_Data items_
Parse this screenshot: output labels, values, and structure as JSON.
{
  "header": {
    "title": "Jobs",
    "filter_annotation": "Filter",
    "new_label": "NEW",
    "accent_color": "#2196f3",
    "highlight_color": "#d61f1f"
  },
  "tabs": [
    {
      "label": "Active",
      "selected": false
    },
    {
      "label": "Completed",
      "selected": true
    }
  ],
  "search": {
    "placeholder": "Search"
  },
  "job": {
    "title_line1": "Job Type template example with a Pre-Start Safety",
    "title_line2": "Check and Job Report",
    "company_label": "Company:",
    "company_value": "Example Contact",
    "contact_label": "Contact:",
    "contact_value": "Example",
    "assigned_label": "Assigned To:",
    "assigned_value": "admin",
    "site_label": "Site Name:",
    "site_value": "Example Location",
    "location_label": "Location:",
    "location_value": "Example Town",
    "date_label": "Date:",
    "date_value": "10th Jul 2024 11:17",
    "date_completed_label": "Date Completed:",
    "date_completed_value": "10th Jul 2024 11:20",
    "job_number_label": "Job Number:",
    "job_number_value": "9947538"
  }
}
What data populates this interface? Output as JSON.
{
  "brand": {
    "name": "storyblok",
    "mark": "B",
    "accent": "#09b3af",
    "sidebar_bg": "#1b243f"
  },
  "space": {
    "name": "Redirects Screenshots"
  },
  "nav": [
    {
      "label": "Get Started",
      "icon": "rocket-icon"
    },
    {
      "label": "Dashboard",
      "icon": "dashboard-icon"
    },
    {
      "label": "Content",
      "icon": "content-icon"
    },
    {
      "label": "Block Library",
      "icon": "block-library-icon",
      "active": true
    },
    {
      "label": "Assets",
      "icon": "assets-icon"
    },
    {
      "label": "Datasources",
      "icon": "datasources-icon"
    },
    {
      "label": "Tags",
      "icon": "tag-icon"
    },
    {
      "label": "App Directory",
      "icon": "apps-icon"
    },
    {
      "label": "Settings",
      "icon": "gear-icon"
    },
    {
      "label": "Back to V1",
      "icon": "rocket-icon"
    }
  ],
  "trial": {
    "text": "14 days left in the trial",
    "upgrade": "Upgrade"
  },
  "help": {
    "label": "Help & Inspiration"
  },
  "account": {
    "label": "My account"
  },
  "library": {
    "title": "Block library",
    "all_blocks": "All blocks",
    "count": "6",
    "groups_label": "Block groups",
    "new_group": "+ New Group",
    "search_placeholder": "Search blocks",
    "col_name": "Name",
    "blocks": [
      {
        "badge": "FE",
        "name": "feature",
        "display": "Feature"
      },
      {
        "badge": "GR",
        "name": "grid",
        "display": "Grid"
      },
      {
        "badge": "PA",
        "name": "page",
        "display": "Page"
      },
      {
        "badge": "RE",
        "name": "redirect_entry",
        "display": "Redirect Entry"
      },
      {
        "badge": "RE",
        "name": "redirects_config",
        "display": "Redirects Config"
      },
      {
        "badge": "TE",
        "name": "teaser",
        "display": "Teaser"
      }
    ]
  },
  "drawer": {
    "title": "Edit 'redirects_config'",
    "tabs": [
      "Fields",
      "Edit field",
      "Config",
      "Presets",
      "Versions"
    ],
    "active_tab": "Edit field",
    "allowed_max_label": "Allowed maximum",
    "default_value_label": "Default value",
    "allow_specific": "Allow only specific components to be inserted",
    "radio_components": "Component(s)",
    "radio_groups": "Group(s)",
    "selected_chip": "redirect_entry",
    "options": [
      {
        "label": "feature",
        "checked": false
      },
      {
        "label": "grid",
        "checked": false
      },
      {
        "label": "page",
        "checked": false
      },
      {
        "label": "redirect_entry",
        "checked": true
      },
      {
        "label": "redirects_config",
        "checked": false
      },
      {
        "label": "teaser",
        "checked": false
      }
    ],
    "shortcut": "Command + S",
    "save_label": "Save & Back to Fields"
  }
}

_Your goal_
All of the lines above need to be given again exactly.

_Result below_
Parse this screenshot: output labels, values, and structure as JSON.
{
  "header": {
    "title": "Jobs",
    "filter_annotation": "Filter",
    "new_label": "NEW",
    "accent_color": "#2196f3",
    "highlight_color": "#d61f1f"
  },
  "tabs": [
    {
      "label": "Active",
      "selected": false
    },
    {
      "label": "Completed",
      "selected": true
    }
  ],
  "search": {
    "placeholder": "Search"
  },
  "job": {
    "title_line1": "Job Type template example with a Pre-Start Safety",
    "title_line2": "Check and Job Report",
    "company_label": "Company:",
    "company_value": "Example Contact",
    "contact_label": "Contact:",
    "contact_value": "Example",
    "assigned_label": "Assigned To:",
    "assigned_value": "admin",
    "site_label": "Site Name:",
    "site_value": "Example Location",
    "location_label": "Location:",
    "location_value": "Example Town",
    "date_label": "Date:",
    "date_value": "10th Jul 2024 11:17",
    "date_completed_label": "Date Completed:",
    "date_completed_value": "10th Jul 2024 11:20",
    "job_number_label": "Job Number:",
    "job_number_value": "9947538"
  }
}
What data populates this interface? Output as JSON.
{
  "brand": {
    "name": "storyblok",
    "mark": "B",
    "accent": "#09b3af",
    "sidebar_bg": "#1b243f"
  },
  "space": {
    "name": "Redirects Screenshots"
  },
  "nav": [
    {
      "label": "Get Started",
      "icon": "rocket-icon"
    },
    {
      "label": "Dashboard",
      "icon": "dashboard-icon"
    },
    {
      "label": "Content",
      "icon": "content-icon"
    },
    {
      "label": "Block Library",
      "icon": "block-library-icon",
      "active": true
    },
    {
      "label": "Assets",
      "icon": "assets-icon"
    },
    {
      "label": "Datasources",
      "icon": "datasources-icon"
    },
    {
      "label": "Tags",
      "icon": "tag-icon"
    },
    {
      "label": "App Directory",
      "icon": "apps-icon"
    },
    {
      "label": "Settings",
      "icon": "gear-icon"
    },
    {
      "label": "Back to V1",
      "icon": "rocket-icon"
    }
  ],
  "trial": {
    "text": "14 days left in the trial",
    "upgrade": "Upgrade"
  },
  "help": {
    "label": "Help & Inspiration"
  },
  "account": {
    "label": "My account"
  },
  "library": {
    "title": "Block library",
    "all_blocks": "All blocks",
    "count": "6",
    "groups_label": "Block groups",
    "new_group": "+ New Group",
    "search_placeholder": "Search blocks",
    "col_name": "Name",
    "blocks": [
      {
        "badge": "FE",
        "name": "feature",
        "display": "Feature"
      },
      {
        "badge": "GR",
        "name": "grid",
        "display": "Grid"
      },
      {
        "badge": "PA",
        "name": "page",
        "display": "Page"
      },
      {
        "badge": "RE",
        "name": "redirect_entry",
        "display": "Redirect Entry"
      },
      {
        "badge": "RE",
        "name": "redirects_config",
        "display": "Redirects Config"
      },
      {
        "badge": "TE",
        "name": "teaser",
        "display": "Teaser"
      }
    ]
  },
  "drawer": {
    "title": "Edit 'redirects_config'",
    "tabs": [
      "Fields",
      "Edit field",
      "Config",
      "Presets",
      "Versions"
    ],
    "active_tab": "Edit field",
    "allowed_max_label": "Allowed maximum",
    "default_value_label": "Default value",
    "allow_specific": "Allow only specific components to be inserted",
    "radio_components": "Component(s)",
    "radio_groups": "Group(s)",
    "selected_chip": "redirect_entry",
    "options": [
      {
        "label": "feature",
        "checked": false
      },
      {
        "label": "grid",
        "checked": false
      },
      {
        "label": "page",
        "checked": false
      },
      {
        "label": "redirect_entry",
        "checked": true
      },
      {
        "label": "redirects_config",
        "checked": false
      },
      {
        "label": "teaser",
        "checked": false
      }
    ],
    "shortcut": "Command + S",
    "save_label": "Save & Back to Fields"
  }
}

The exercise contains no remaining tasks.